--- start of Records to process ---
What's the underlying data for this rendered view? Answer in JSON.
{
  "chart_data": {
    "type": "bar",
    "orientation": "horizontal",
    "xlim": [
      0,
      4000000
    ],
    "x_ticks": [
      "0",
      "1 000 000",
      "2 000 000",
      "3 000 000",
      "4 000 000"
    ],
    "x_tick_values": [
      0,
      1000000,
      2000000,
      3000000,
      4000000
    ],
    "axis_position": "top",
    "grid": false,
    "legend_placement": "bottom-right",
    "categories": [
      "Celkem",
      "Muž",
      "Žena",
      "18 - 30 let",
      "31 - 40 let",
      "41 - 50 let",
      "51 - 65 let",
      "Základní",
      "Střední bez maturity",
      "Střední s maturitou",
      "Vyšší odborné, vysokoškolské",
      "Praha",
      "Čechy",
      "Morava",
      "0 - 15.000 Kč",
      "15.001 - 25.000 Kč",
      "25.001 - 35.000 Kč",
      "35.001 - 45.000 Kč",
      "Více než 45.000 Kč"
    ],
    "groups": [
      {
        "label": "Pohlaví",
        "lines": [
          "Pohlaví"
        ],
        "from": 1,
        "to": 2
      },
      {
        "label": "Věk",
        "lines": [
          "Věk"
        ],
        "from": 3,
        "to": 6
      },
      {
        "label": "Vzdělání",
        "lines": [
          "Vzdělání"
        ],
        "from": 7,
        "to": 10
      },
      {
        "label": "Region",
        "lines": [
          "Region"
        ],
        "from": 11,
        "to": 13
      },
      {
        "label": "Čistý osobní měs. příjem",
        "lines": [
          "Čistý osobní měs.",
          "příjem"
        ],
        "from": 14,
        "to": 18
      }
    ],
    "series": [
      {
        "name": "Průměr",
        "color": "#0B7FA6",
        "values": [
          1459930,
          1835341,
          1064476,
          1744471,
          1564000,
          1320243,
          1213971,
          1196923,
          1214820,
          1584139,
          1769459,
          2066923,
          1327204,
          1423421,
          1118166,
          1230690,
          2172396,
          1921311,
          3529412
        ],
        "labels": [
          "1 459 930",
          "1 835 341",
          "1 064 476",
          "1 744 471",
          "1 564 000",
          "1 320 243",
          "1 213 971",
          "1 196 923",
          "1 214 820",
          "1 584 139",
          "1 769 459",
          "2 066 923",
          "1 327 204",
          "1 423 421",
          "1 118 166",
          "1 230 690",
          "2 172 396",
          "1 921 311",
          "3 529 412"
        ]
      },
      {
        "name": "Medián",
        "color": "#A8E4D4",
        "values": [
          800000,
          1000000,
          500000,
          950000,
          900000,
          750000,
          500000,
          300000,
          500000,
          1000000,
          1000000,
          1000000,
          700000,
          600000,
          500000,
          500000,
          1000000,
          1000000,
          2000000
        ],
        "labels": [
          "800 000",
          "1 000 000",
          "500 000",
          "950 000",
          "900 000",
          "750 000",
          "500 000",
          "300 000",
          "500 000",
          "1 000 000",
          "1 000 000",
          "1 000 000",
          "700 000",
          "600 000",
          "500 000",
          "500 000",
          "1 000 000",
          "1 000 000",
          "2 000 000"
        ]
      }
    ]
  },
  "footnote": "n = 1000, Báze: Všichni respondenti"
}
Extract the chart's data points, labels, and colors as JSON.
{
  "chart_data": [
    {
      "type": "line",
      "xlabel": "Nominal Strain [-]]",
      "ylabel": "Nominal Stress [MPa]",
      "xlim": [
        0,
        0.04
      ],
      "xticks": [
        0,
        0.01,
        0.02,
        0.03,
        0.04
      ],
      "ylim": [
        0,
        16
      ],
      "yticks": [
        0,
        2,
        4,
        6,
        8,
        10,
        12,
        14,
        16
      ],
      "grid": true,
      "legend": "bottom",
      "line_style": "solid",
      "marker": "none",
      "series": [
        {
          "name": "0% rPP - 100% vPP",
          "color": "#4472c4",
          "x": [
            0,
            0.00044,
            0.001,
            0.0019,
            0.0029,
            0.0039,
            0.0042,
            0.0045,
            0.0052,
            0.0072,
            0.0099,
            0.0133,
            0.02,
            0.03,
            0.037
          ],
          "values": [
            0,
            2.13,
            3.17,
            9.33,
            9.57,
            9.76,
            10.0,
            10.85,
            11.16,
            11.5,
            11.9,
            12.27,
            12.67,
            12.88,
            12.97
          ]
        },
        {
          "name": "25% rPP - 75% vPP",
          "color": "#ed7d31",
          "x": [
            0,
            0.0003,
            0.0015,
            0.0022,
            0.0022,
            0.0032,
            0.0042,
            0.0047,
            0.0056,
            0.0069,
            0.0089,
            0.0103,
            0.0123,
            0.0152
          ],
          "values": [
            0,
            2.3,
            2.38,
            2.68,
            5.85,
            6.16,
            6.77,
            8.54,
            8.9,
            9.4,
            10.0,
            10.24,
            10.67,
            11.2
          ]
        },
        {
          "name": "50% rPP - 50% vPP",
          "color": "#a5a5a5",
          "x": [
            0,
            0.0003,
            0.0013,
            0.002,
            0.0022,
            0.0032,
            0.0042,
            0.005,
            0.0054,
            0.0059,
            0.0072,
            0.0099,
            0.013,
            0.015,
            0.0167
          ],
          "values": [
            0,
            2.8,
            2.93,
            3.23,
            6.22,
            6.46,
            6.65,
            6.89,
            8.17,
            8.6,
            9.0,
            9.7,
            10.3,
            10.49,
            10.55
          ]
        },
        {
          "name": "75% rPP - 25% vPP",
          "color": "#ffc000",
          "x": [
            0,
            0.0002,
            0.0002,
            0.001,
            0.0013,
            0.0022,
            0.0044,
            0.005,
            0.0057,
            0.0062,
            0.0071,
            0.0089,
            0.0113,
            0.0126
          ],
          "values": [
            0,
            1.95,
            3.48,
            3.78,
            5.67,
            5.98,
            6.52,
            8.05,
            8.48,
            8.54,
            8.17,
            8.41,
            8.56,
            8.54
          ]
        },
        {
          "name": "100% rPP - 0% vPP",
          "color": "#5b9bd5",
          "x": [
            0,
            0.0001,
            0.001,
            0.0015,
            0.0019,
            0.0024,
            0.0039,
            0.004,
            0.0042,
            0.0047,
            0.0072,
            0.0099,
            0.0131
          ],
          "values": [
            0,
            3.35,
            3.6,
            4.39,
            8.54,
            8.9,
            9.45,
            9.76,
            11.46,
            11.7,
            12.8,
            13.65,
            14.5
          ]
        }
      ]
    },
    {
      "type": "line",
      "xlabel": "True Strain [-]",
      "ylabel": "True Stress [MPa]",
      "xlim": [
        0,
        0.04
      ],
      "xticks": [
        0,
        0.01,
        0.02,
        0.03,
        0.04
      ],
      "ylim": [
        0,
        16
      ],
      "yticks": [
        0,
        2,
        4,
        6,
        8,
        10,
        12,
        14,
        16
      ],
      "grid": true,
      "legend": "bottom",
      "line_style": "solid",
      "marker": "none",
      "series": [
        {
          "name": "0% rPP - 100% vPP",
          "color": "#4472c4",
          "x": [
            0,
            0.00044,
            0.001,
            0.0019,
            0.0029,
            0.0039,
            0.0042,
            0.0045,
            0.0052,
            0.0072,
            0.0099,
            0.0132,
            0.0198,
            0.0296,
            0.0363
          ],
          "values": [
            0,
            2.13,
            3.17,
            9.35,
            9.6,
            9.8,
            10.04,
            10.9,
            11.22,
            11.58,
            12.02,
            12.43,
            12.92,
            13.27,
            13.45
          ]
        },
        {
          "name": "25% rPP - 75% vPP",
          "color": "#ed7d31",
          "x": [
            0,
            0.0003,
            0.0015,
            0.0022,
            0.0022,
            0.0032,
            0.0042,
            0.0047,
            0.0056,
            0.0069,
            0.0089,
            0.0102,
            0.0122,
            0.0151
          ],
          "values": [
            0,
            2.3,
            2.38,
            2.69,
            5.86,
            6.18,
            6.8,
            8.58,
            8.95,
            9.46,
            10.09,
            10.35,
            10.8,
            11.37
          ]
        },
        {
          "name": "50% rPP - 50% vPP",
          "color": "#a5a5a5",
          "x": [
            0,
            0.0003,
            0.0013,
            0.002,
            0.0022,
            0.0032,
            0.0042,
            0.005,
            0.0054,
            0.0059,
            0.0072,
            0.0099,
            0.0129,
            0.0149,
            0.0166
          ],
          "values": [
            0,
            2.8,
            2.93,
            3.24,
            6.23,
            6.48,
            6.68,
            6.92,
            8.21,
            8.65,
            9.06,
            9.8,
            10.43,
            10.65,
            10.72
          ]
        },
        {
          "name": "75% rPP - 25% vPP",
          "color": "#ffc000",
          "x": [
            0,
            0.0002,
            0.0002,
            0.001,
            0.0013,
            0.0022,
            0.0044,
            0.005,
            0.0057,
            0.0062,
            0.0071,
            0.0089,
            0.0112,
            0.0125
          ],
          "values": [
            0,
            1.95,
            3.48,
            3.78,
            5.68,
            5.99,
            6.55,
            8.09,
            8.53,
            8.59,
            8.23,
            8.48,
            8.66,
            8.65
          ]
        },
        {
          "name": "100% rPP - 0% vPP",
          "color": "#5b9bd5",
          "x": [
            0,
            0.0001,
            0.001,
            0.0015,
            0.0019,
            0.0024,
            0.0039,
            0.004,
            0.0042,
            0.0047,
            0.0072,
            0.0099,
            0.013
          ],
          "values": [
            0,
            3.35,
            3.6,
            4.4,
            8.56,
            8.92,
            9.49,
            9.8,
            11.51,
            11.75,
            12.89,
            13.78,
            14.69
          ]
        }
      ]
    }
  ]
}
--- end of Records to process ---
* _What the task requires_:
State the count of lines with the word "Nominal" in them, and write nothing else.

* _Response to this exercise_:
2